> What you have to do
Transcribe exactly the lines running from the line that contains "Give bounding boxes" up to and including the line that contains "main-buy-bar [426, 470, 434, 482]".

> Provided data
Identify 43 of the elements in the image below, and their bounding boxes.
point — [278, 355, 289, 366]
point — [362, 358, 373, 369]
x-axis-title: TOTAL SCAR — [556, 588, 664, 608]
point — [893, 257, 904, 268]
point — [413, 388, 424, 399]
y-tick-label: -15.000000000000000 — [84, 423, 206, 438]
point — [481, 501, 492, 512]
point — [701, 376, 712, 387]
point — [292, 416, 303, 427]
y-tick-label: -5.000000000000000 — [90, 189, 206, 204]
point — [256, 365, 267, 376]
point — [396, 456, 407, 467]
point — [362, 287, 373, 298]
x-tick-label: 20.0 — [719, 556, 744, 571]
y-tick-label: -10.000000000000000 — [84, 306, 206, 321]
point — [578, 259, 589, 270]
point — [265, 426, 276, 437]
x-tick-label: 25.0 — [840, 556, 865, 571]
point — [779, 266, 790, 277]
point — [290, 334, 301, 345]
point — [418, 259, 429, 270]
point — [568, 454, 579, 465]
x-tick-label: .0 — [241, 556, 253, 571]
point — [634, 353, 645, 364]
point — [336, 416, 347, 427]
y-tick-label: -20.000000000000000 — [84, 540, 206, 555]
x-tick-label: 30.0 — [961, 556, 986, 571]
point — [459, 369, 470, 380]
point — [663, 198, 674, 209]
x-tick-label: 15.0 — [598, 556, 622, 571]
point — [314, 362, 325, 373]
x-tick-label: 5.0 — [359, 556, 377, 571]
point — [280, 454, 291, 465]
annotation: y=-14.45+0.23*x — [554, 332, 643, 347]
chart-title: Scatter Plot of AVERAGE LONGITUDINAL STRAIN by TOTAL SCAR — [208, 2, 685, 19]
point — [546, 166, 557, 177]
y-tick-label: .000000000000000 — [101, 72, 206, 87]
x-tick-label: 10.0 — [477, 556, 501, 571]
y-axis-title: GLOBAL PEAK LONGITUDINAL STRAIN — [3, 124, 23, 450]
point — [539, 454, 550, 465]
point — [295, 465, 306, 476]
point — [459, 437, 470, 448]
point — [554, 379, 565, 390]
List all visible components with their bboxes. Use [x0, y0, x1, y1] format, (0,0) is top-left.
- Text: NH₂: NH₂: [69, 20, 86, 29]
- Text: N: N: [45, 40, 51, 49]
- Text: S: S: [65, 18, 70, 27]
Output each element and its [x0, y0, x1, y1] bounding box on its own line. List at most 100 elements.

* * *

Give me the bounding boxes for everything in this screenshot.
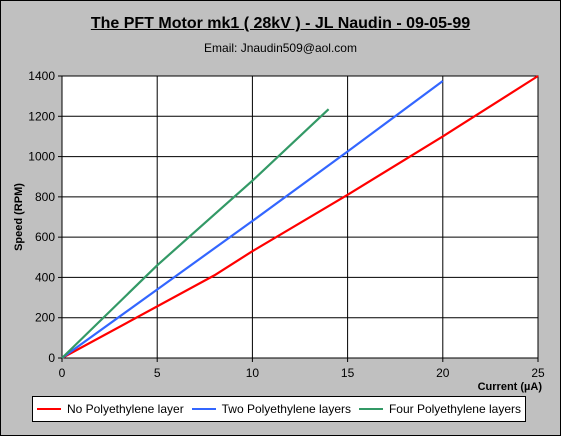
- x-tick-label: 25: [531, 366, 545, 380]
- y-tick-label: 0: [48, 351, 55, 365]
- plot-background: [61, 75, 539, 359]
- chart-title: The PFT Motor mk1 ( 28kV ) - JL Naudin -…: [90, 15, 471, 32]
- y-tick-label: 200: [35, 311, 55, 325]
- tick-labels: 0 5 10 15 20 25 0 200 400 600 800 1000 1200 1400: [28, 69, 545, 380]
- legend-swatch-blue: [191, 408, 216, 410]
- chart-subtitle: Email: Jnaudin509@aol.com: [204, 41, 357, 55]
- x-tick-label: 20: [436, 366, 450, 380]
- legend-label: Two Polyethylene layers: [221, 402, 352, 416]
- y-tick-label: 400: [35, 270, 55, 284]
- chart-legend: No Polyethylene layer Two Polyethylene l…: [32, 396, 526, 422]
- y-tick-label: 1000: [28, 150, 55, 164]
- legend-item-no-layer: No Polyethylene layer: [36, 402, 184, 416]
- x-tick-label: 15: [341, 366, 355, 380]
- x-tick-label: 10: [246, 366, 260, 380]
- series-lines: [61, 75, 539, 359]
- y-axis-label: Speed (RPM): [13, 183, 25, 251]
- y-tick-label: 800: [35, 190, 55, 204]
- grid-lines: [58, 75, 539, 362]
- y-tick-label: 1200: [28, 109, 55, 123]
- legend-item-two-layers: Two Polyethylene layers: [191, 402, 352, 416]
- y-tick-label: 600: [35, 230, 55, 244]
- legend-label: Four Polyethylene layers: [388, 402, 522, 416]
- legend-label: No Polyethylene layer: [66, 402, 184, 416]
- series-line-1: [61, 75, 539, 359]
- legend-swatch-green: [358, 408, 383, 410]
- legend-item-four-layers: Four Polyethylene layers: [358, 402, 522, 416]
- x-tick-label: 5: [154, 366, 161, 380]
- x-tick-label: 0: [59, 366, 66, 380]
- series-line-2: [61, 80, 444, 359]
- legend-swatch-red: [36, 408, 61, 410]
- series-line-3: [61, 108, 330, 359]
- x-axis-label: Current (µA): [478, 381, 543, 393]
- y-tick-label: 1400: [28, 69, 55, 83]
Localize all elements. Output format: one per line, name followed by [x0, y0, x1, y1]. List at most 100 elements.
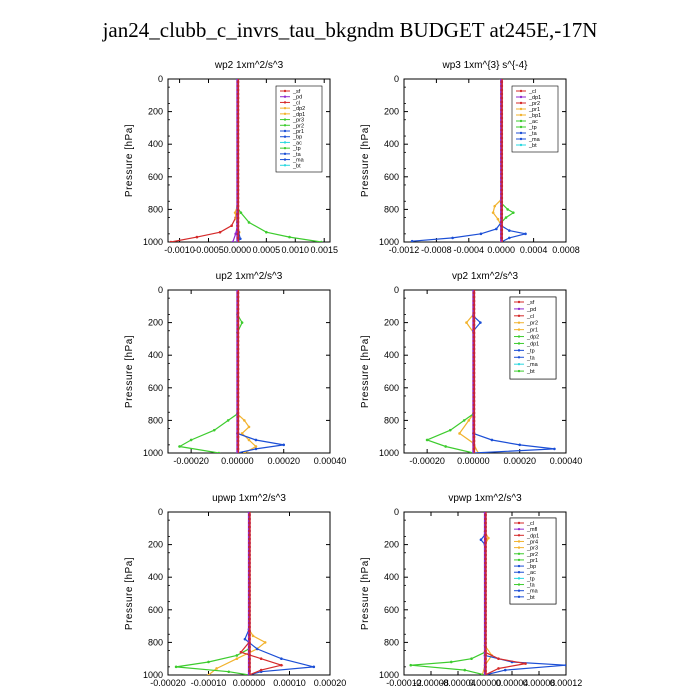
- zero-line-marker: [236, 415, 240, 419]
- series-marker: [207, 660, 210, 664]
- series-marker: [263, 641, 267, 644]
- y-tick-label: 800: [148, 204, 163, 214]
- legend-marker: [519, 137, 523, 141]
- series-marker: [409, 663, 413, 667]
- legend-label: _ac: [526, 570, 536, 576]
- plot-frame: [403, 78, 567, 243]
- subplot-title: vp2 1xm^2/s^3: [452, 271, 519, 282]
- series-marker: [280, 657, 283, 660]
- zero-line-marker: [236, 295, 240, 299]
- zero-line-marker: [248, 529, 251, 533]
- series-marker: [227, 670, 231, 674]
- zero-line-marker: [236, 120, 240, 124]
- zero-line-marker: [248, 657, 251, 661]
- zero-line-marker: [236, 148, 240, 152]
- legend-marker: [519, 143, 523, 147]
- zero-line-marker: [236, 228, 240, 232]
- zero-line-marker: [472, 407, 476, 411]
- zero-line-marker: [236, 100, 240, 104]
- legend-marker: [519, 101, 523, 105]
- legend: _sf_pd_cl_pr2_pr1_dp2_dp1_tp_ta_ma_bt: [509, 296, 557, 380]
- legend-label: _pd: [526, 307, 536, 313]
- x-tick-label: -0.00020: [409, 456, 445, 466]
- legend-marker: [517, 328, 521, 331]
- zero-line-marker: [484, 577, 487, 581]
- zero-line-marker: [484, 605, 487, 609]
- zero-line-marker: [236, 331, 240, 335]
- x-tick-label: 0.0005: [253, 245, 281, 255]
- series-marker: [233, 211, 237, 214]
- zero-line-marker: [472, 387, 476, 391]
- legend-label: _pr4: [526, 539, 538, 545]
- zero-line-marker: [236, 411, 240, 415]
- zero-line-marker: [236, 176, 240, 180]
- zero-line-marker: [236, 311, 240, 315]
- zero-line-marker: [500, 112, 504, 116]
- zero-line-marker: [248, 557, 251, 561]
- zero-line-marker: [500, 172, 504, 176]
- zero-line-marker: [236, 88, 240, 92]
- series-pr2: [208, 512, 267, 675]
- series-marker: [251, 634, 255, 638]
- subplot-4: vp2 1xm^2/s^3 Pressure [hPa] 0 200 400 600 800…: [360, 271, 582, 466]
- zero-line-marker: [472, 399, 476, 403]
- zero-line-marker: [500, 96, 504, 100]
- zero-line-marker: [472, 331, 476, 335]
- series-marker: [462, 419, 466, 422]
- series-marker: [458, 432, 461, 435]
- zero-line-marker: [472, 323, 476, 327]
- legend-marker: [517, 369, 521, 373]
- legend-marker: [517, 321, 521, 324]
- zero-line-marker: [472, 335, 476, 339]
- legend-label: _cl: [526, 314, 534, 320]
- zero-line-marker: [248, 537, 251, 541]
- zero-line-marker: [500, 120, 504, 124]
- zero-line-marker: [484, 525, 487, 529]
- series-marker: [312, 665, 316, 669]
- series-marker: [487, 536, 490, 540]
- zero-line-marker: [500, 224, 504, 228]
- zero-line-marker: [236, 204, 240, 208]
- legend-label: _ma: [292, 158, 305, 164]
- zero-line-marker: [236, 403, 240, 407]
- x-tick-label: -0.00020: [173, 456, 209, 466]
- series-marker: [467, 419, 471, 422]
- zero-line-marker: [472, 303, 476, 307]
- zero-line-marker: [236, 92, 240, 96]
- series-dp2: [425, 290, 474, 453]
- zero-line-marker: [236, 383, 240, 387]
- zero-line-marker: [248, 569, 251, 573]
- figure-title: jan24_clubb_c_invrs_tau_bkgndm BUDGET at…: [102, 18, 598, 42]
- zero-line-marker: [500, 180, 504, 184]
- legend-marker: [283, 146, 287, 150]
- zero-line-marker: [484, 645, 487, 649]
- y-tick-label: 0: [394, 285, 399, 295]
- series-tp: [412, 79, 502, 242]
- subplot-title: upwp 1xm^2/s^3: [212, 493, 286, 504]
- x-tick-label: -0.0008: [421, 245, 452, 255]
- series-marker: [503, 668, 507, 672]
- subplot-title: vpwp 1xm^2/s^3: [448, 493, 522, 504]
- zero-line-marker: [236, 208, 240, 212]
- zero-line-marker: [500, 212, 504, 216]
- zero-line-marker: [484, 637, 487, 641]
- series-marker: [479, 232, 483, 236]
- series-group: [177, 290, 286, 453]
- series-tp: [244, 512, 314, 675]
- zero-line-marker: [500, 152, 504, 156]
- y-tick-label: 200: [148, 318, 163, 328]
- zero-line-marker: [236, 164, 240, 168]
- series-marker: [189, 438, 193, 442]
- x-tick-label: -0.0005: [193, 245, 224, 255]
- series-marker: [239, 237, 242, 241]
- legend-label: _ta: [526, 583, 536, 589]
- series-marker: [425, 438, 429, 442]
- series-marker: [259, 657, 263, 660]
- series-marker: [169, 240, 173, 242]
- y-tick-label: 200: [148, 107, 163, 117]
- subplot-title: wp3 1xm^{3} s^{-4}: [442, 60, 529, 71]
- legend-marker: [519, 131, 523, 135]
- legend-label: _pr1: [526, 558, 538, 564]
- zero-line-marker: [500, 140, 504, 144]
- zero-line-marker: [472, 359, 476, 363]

---

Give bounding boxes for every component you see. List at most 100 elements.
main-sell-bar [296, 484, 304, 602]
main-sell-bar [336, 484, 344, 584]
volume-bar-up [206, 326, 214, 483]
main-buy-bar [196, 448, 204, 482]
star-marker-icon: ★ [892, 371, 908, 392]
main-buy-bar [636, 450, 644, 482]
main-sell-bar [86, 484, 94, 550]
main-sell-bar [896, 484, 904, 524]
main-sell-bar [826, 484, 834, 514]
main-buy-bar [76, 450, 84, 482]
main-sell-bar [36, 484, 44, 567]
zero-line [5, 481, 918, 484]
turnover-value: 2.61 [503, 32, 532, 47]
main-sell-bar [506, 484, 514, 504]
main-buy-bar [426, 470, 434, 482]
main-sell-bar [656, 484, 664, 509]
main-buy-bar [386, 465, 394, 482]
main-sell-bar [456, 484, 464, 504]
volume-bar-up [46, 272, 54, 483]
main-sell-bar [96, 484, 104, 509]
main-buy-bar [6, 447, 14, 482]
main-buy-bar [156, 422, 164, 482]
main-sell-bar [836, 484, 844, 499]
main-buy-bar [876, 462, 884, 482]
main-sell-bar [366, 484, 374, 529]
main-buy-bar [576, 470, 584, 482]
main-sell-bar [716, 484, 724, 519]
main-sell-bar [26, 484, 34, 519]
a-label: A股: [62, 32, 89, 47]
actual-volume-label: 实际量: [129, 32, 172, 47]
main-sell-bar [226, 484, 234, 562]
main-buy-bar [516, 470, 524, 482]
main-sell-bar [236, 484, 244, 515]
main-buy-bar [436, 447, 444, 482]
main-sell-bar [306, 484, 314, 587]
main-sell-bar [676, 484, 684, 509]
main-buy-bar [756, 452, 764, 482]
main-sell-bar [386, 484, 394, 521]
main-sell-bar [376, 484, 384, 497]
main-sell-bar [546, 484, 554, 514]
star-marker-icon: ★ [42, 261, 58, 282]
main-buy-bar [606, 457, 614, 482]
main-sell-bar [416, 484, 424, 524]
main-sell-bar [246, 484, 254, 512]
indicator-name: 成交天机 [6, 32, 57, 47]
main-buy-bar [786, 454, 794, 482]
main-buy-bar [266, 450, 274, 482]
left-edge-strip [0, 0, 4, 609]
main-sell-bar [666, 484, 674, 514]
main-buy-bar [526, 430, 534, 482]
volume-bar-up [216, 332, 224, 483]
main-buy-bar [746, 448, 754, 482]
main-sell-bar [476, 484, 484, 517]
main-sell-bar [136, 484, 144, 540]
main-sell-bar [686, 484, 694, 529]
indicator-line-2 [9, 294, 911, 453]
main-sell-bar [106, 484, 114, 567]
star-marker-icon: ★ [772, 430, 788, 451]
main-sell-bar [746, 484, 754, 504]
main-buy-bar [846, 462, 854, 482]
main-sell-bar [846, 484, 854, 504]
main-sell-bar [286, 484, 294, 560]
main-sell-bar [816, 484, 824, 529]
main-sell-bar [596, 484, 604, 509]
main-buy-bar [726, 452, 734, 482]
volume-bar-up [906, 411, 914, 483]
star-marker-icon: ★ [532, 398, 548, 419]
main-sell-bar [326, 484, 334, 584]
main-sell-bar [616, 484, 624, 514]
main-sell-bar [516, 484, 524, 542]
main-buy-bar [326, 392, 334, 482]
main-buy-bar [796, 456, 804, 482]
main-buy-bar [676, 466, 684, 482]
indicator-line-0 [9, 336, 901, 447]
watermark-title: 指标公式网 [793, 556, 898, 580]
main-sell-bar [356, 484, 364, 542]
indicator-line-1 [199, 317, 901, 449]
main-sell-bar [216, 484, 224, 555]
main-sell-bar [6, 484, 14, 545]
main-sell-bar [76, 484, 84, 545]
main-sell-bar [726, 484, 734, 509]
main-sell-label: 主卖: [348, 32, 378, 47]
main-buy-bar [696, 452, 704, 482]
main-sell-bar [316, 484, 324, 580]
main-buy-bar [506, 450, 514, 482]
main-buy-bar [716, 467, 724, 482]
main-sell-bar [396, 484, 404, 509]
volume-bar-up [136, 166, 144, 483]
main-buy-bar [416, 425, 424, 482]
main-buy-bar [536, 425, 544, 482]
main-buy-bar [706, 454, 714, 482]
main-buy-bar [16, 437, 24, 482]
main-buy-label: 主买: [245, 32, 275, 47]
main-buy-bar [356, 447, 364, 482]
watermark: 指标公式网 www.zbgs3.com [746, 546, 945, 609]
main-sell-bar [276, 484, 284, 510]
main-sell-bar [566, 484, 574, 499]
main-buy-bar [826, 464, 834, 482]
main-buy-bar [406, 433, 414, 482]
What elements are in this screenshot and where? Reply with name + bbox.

> Solution for this task
Give bounding boxes for every component you see. List at most 100 elements.
main-sell-bar [296, 484, 304, 602]
main-sell-bar [336, 484, 344, 584]
volume-bar-up [206, 326, 214, 483]
main-buy-bar [196, 448, 204, 482]
star-marker-icon: ★ [892, 371, 908, 392]
main-buy-bar [636, 450, 644, 482]
main-sell-bar [86, 484, 94, 550]
main-sell-bar [896, 484, 904, 524]
main-sell-bar [826, 484, 834, 514]
main-buy-bar [76, 450, 84, 482]
main-sell-bar [36, 484, 44, 567]
zero-line [5, 481, 918, 484]
turnover-value: 2.61 [503, 32, 532, 47]
main-sell-bar [506, 484, 514, 504]
main-buy-bar [426, 470, 434, 482]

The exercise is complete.